▶ **SELECTION**:
Greatest hits album by Patrick Street
- Released: 16 June 1995
- Recorded: Landsdowne Studios (1986) Homestead Studios (1988) Windmill Lane Studios (1990/1993)
- Genre: Irish folk music.
- Length: 1:16:17
- Label: NECTAR / All tracks licensed courtesy of Topic Records Ltd.
- Producer: Dónal Lunny, Bill Whelan

Patrick Street chronology
| All in Good Time (1993) | The Best of Patrick Street (1995) | Cornerboys (1996) |

= The Best of Patrick Street =

The Best of Patrick Street is the first compilation album by Patrick Street, released in 1995 on the NECTAR label.

All tracks are re-releases from the following albums:
- Patrick Street (1986) - (four tracks: 1, 5, 11, 15),
- No. 2 Patrick Street (1988) - (five tracks: 3, 7, 12, 14, 18),
- Irish Times (1990) - (four tracks: 4, 8, 10, 16) and
- All in Good Time (1993) - (five tracks: 2, 6, 9, 13, 17).

Andy Irvine sings all of the eight songs compiled on this album.

▶ **RECORD EXCERPTS**:
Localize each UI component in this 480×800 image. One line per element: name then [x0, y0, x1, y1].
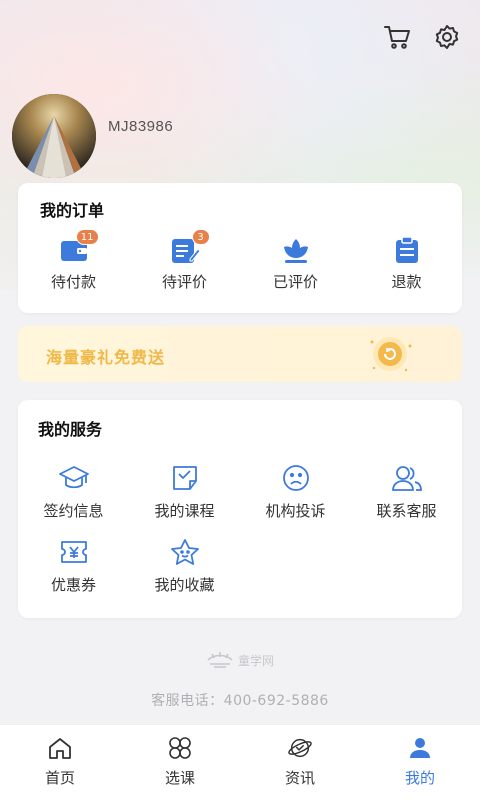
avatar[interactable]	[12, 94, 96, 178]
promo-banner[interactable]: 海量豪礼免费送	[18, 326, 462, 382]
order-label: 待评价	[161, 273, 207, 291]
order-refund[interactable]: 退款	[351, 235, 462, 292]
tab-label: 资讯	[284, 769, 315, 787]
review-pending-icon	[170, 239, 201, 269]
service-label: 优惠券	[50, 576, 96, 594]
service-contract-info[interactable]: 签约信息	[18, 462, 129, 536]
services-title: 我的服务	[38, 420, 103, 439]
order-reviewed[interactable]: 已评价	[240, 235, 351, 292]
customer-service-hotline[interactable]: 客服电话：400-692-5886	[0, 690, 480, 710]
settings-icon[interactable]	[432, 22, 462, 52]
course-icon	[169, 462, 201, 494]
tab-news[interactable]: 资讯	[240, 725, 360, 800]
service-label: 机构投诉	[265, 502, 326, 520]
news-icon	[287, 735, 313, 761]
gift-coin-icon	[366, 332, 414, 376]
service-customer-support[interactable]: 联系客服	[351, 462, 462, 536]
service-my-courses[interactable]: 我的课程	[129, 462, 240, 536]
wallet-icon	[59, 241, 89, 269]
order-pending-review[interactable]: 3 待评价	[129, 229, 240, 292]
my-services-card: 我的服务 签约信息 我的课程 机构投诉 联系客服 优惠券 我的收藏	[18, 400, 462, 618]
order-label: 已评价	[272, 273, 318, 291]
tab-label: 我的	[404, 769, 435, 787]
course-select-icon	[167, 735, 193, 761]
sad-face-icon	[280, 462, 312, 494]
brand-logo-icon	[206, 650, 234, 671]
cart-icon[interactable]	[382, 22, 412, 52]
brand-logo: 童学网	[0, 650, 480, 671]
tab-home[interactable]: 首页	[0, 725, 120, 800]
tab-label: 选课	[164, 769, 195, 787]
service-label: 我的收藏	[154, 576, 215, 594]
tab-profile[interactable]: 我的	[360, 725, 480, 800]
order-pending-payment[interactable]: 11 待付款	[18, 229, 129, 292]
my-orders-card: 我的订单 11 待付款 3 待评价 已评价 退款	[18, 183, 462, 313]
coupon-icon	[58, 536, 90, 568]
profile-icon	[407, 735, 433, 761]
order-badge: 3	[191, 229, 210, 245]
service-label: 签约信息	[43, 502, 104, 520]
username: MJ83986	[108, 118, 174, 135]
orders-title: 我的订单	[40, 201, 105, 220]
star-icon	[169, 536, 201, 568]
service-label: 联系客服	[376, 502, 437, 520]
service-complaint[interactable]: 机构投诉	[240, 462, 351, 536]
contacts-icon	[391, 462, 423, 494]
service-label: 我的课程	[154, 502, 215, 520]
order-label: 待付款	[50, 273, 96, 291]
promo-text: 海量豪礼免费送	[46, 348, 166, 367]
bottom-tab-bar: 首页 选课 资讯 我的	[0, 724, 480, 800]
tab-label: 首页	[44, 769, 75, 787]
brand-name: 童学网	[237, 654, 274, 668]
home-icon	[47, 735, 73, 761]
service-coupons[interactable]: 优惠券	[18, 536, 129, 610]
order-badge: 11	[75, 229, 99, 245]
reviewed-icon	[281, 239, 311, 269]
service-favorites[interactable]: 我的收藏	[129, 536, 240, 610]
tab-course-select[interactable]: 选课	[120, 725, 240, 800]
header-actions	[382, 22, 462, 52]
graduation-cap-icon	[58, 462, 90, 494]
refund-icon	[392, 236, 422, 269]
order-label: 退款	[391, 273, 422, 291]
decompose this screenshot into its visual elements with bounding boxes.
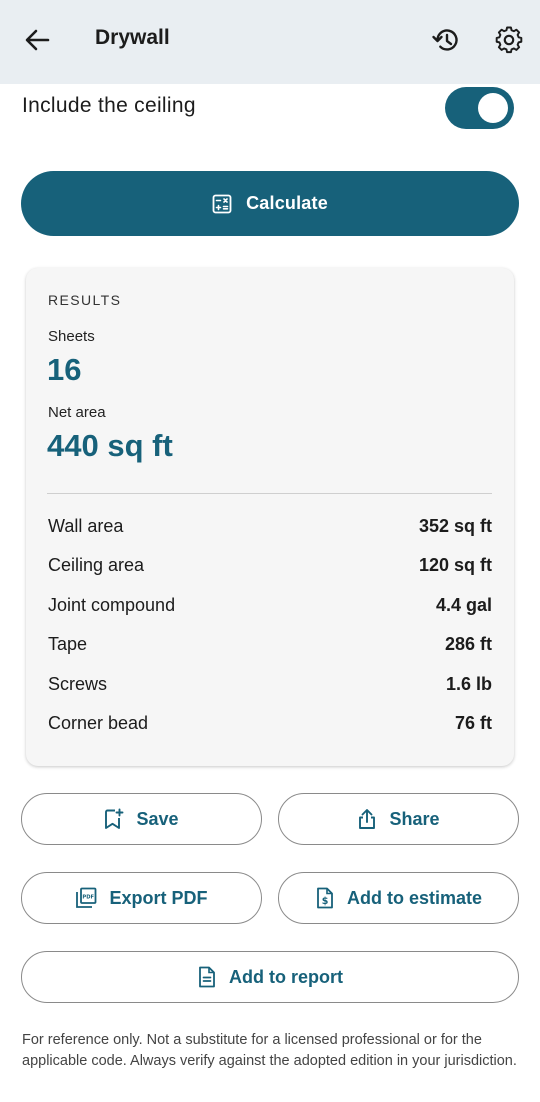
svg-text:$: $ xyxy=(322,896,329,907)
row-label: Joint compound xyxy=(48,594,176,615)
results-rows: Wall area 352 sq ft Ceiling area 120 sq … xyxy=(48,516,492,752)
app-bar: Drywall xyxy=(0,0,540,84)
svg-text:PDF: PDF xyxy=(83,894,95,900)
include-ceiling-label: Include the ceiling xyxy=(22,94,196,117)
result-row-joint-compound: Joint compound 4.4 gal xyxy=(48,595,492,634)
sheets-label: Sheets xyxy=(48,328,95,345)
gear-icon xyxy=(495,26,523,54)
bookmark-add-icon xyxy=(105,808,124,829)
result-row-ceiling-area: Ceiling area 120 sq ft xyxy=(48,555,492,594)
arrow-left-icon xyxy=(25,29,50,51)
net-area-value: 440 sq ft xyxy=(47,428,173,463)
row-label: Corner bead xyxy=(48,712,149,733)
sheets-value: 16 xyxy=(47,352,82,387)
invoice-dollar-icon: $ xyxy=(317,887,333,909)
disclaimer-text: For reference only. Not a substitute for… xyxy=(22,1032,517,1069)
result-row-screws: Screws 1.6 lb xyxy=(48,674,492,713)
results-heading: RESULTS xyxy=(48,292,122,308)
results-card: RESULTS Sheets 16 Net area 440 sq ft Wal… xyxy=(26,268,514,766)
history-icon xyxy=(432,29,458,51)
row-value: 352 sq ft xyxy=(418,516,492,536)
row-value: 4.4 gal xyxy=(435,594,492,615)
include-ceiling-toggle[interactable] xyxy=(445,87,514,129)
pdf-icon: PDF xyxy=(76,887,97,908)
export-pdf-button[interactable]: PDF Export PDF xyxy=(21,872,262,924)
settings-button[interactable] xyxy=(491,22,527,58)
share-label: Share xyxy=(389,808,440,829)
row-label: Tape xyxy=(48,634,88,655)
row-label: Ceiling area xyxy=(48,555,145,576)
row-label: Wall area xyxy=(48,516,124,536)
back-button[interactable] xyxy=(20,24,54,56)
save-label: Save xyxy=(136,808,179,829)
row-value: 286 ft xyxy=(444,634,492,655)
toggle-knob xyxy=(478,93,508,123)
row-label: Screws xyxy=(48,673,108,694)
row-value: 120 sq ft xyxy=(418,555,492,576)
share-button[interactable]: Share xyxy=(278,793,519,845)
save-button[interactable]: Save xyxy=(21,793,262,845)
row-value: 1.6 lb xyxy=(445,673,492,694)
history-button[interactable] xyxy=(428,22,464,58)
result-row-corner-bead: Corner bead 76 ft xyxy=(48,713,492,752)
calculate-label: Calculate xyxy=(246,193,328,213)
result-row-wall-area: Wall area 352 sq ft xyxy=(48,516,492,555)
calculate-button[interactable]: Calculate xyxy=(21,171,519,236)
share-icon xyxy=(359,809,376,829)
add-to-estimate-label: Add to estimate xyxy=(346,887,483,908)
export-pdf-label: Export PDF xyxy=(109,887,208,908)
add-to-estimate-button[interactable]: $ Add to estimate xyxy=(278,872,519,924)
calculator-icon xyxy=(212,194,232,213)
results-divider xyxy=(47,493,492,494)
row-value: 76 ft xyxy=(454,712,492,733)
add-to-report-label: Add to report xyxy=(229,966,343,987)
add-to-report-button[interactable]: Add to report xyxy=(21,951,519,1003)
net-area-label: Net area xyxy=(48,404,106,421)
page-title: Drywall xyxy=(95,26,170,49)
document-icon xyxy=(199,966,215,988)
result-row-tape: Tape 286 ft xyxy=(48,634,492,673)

▶ **STATED GOAL A**: Which albums does the album article name as the sources of the re-released tracks?
▶ **STATED GOAL B**: According to the album article, who sings all of the eight songs on the compilation?
▶ **STATED GOAL C**: How would you put this sentence from the album article into French: "The Best of Patrick Street is the first compilation album by Patrick Street, released in 1995 on the NECTAR label."?
You won't need the listing for any of this.

▶ **COMPLETE RESPONSE A**: Patrick Street (1986), No. 2 Patrick Street (1988), Irish Times (1990), All in Good Time (1993)

▶ **COMPLETE RESPONSE B**: Andy Irvine

▶ **COMPLETE RESPONSE C**: The Best of Patrick Street est le premier album compilation de Patrick Street, sorti en 1995 sur le label NECTAR.